■ TEXT BLOCK
-----

Member of the National Assembly of Serbia
- In office 2014–2016

Mayor of North Mitrovica
- In office 2010–2013
- Succeeded by: Goran Rakić

Personal details
- Born: 1972 (age 53–54) Kosovska Mitrovica, SR Serbia, SFR Yugoslavia (now Kosovo)
- Party: Serbian Progressive Party
- Alma mater: University of Prishtina
- Occupation: Politician

= Krstimir Pantić =

Serbian politician

Krstimir Pantić (Крстимир Пантић; born 1972) is a Kosovo Serb politician. He served as mayor of northern Kosovska Mitrovica from 2010 to 2013. He was re-elected to the position following the 2013 Brussels Agreement but refused to take the formal oath of office as the document was in the name of the Republic of Kosovo, which Serbia does not recognize. He subsequently served in the National Assembly of Serbia from 2014 to 2016 as a member of the Serbian Progressive Party.

==Early life and private career==
Pantić was born in Kosovska Mitrovica, in what was then the Socialist Autonomous Province of Kosovo in the Socialist Republic of Serbia, Socialist Federal Republic of Yugoslavia. He is a graduate of the University of Priština Faculty of Technology and Metallurgy.

==Politician==
===Mayor of northern Kosovska Mitrovica===
Following the 1999 Kosovo War, Kosovska Mitrovica became divided between the predominantly Serb north and the predominantly Albanian south. Pantić became mayor of northern Kosovska Mitrovica in 2010, when the Progressive Party and the Democratic Party of Serbia formed a new local administration. At this time, the administration of northern Kosovska Mitrovica was not recognized by the government of Kosovo. Like most Kosovo Serb politicians, Pantić considers Kosovo to be a part of Serbia and does not recognize Kosovo's 2008 declaration of independence.

In July 2011, Kosovo Police crossed into the predominantly Serb areas of northern Kosovo in an attempt to gain control of the border crossings between Kosovo and Central Serbia, without consulting Serbia or the international forces of KFOR/EULEX. This action, ultimately unsuccessful, was met with strong opposition from the local Serb community, which established roadblocks in the area. These events became known as the North Kosovo crisis. Pantić was among the Kosovo Serb mayors who organized and supported the roadblock protest. In late 2011, he rejected an appeal from Serbian president Boris Tadić to remove the barricades. He also rejected suggestions that the Serb municipalities of North Kosovo had mandated citizens to remain at the barricades, saying that all citizens at the barricades were participating voluntarily.

-----

■ EXTRACTED RECORDS
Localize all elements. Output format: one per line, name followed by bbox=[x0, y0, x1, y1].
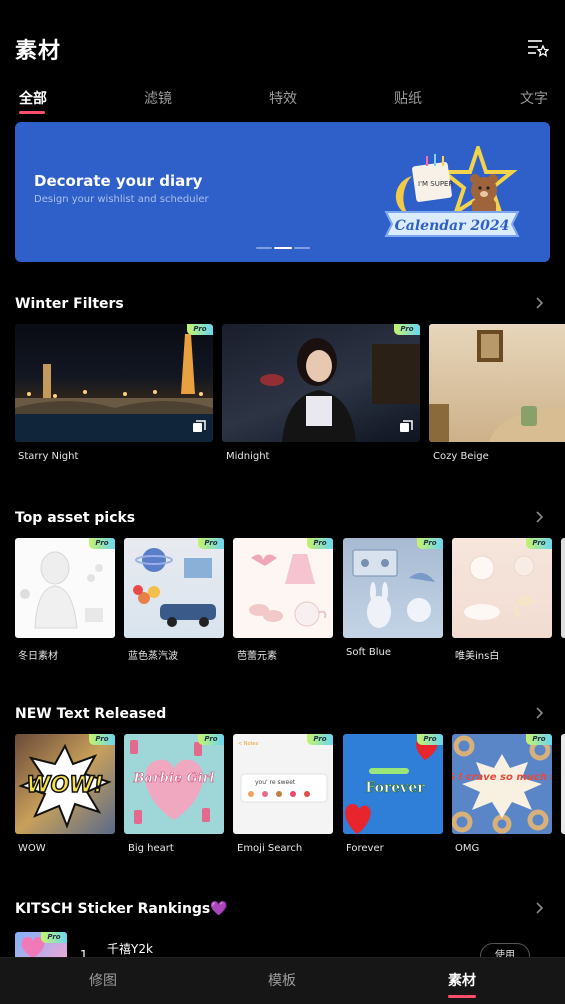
starry-night-thumbnail bbox=[15, 334, 213, 442]
filter-card-midnight[interactable]: Pro bbox=[222, 324, 420, 442]
chevron-right-icon[interactable] bbox=[533, 510, 545, 524]
asset-card-blue-vaporwave[interactable]: Pro bbox=[124, 538, 224, 638]
section-title-top-asset-picks: Top asset picks bbox=[15, 510, 136, 526]
tab-effects[interactable]: 特效 bbox=[269, 88, 297, 108]
banner-art-caption: I'M SUPER bbox=[418, 180, 453, 188]
text-label: WOW bbox=[18, 843, 46, 854]
omg-thumbnail: OMG I crave so much food bbox=[452, 735, 552, 834]
multi-image-icon bbox=[400, 420, 413, 432]
text-label: Big heart bbox=[128, 843, 174, 854]
filter-label: Starry Night bbox=[18, 451, 79, 462]
emoji-input-text: you' re sweet bbox=[255, 779, 296, 786]
pro-badge: Pro bbox=[417, 734, 443, 745]
big-heart-thumbnail: Barbie Girl bbox=[130, 740, 215, 824]
asset-card-soft-blue[interactable]: Pro bbox=[343, 538, 443, 638]
pro-badge: Pro bbox=[526, 734, 552, 745]
text-card-emoji-search[interactable]: < Notes you' re sweet Pro bbox=[233, 734, 333, 834]
promo-banner[interactable]: Decorate your diary Design your wishlist… bbox=[15, 122, 550, 262]
ranking-name: 千禧Y2k bbox=[107, 942, 153, 956]
page-title: 素材 bbox=[15, 39, 62, 64]
section-title-kitsch-sticker-rankings: KITSCH Sticker Rankings💜 bbox=[15, 901, 228, 917]
active-tab-indicator bbox=[19, 111, 45, 114]
wow-art-text: WOW! bbox=[26, 773, 103, 798]
asset-card-ballet-elements[interactable]: Pro bbox=[233, 538, 333, 638]
tab-text[interactable]: 文字 bbox=[520, 88, 548, 108]
emoji-search-thumbnail: < Notes you' re sweet bbox=[238, 741, 328, 803]
banner-title: Decorate your diary bbox=[34, 172, 203, 190]
banner-art-title: Calendar 2024 bbox=[395, 218, 510, 234]
asset-label: 芭蕾元素 bbox=[237, 651, 277, 662]
cozy-beige-thumbnail bbox=[429, 330, 565, 442]
winter-materials-thumbnail bbox=[20, 551, 103, 629]
text-card-omg[interactable]: OMG I crave so much food Pro bbox=[452, 734, 552, 834]
chevron-right-icon[interactable] bbox=[533, 901, 545, 915]
category-tabs: 全部 滤镜 特效 贴纸 文字 bbox=[0, 84, 565, 118]
active-nav-indicator bbox=[448, 995, 476, 998]
pro-badge: Pro bbox=[394, 324, 420, 335]
soft-blue-thumbnail bbox=[352, 549, 435, 628]
blue-vaporwave-thumbnail bbox=[133, 548, 216, 627]
wow-thumbnail: WOW! bbox=[18, 743, 112, 829]
pro-badge: Pro bbox=[198, 538, 224, 549]
pro-badge: Pro bbox=[307, 538, 333, 549]
calendar-2024-artwork: I'M SUPER Calendar 2024 bbox=[384, 146, 520, 237]
midnight-thumbnail bbox=[260, 338, 420, 442]
ballet-elements-thumbnail bbox=[249, 554, 327, 627]
chevron-right-icon[interactable] bbox=[533, 706, 545, 720]
svg-text:OMG I crave so much food: OMG I crave so much food bbox=[452, 772, 552, 783]
carousel-indicator bbox=[256, 247, 312, 250]
pro-badge: Pro bbox=[89, 734, 115, 745]
section-title-winter-filters: Winter Filters bbox=[15, 296, 124, 312]
barbie-art-text: Barbie Girl bbox=[133, 771, 215, 786]
asset-label: 唯美ins白 bbox=[455, 651, 500, 662]
pro-badge: Pro bbox=[41, 932, 67, 943]
nav-item-edit[interactable]: 修图 bbox=[89, 970, 117, 990]
text-card-wow[interactable]: WOW! Pro bbox=[15, 734, 115, 834]
forever-thumbnail: Forever bbox=[345, 737, 438, 834]
pro-badge: Pro bbox=[89, 538, 115, 549]
pro-badge: Pro bbox=[526, 538, 552, 549]
text-label: Forever bbox=[346, 843, 384, 854]
asset-card-winter-materials[interactable]: Pro bbox=[15, 538, 115, 638]
text-card-big-heart[interactable]: Barbie Girl Pro bbox=[124, 734, 224, 834]
nav-item-templates[interactable]: 模板 bbox=[268, 970, 296, 990]
forever-art-text: Forever bbox=[365, 780, 425, 796]
text-label: Emoji Search bbox=[237, 843, 303, 854]
aesthetic-ins-white-thumbnail bbox=[464, 555, 536, 620]
text-card-forever[interactable]: Forever Pro bbox=[343, 734, 443, 834]
asset-card-partial bbox=[561, 538, 565, 638]
pro-badge: Pro bbox=[187, 324, 213, 335]
filter-label: Cozy Beige bbox=[433, 451, 489, 462]
header: 素材 bbox=[0, 0, 565, 80]
bottom-nav: 修图 模板 素材 bbox=[0, 957, 565, 1004]
filter-card-cozy-beige[interactable] bbox=[429, 324, 565, 442]
text-card-partial bbox=[561, 734, 565, 834]
nav-item-materials[interactable]: 素材 bbox=[448, 970, 476, 990]
tab-all[interactable]: 全部 bbox=[19, 88, 47, 108]
multi-image-icon bbox=[193, 420, 206, 432]
section-title-new-text-released: NEW Text Released bbox=[15, 706, 167, 722]
asset-label: Soft Blue bbox=[346, 647, 392, 658]
filter-card-starry-night[interactable]: Pro bbox=[15, 324, 213, 442]
emoji-back-text: < Notes bbox=[238, 741, 259, 747]
asset-card-aesthetic-ins-white[interactable]: Pro bbox=[452, 538, 552, 638]
filter-label: Midnight bbox=[226, 451, 270, 462]
chevron-right-icon[interactable] bbox=[533, 296, 545, 310]
omg-art-text: OMG I crave so much food bbox=[452, 772, 552, 783]
tab-filters[interactable]: 滤镜 bbox=[144, 88, 172, 108]
text-label: OMG bbox=[455, 843, 480, 854]
pro-badge: Pro bbox=[198, 734, 224, 745]
list-star-icon[interactable] bbox=[527, 38, 549, 58]
asset-label: 蓝色蒸汽波 bbox=[128, 651, 178, 662]
banner-subtitle: Design your wishlist and scheduler bbox=[34, 194, 209, 205]
tab-stickers[interactable]: 贴纸 bbox=[394, 88, 422, 108]
pro-badge: Pro bbox=[307, 734, 333, 745]
pro-badge: Pro bbox=[417, 538, 443, 549]
asset-label: 冬日素材 bbox=[18, 651, 58, 662]
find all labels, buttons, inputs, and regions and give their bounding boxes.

-----

■ TASK LIST
1. In the article on Krstimir Pantić, which faculty did he graduate from?
2. List every distinct year that appears in the article on Krstimir Pantić, in chronological order.
3. Continue the article on Krstimir Pantić from where it stops.

■ RESULTS
1. The University of Priština Faculty of Technology and Metallurgy.

2. 1972, 1999, 2008, 2010, 2011, 2013, 2014, 2016

3.
Against the backdrop of this crisis, Pantić called for representatives of the Serb communities to North Kosovo be included in ongoing negotiations between the governments of Serbia and Kosovo in Brussels. In early 2012, he played a leading role in organizing a referendum for Serbs in North Kosovo on whether or not to accept the institutions of Republic of Kosovo. The result was 99.74% opposed. In March 2012, Pantić indicated that he had forwarded the result to United Nations secretary-general Ban Ki-moon. The referendum was not sanctioned by the government of Serbia and was not recognized by the governments of either Serbia or Kosovo.

Pantić was appointed as a deputy director of Serbia's Office for Kosovo and Metohija following its creation in 2012. In this capacity, he took part in the discussions that led to the 2013 Brussels Agreement, which normalized some relations between the governments of Serbia and Kosovo without resolving the status of the territory. He rejected accusations from the rival Democratic Party of Serbia that he was in a conflict-of-interest situation by virtue of serving as both mayor and deputy director.

===2013 mayoral election===
The government of Serbia dissolved the municipal assembly of northern Kosovska Mitrovica in September 2013 and appointed Pantić as the leader of a provisional administration pending new municipal elections.

Pantić sought re-election as mayor in the 2013 Kosovan local elections as the candidate of the Civic Initiative "Srpska". He urged Serbs to participate in the election and to reject calls by some in the community for a boycott, arguing that a successful vote would strengthen the status of Kosovo Serb institutions internationally and would lead to the creation of the Community of Serb Municipalities in Kosovo. During the election, he was physically attacked in front of his home by unidentified parties; he has said that he believed the attackers wanted to kill him. Pantić was elected in the second round of voting, defeating rival candidate Oliver Ivanović.

Pantić refused to take the oath of office as mayor in January 2014 because the emblem of Kosovo and the inscription "Kosovo Republika" appeared on the government paper that included the oath. In announcing this decision, he also resigned as deputy director of the Office for Kosovo and Metohija, citing obstructions to creating to the Community of Serb Municipalities and accusing the Organization for Security and Co-operation in Europe (OSCE), which organized the municipal elections, of violating its neutrality by recognizing Kosovo as independent. He subsequently accused Aleksandar Vulin, the Serbian minister responsible for Kosovo and Metohija, of undermining Serbia's interests in Kosovo in order to advance those of his political party.

In a 2016 interview, he said that he regretted not taking the oath of office.

===Member of the National Assembly===
Pantić received the 160th position on the Progressive Party's Aleksandar Vučić — Future We Believe In electoral list for the national assembly in the 2014 Serbian parliamentary election. He narrowly missed direct election when the list won a landslide victory with 158 mandates and was able to enter the assembly on 26 August 2014 as the replacement for another party member.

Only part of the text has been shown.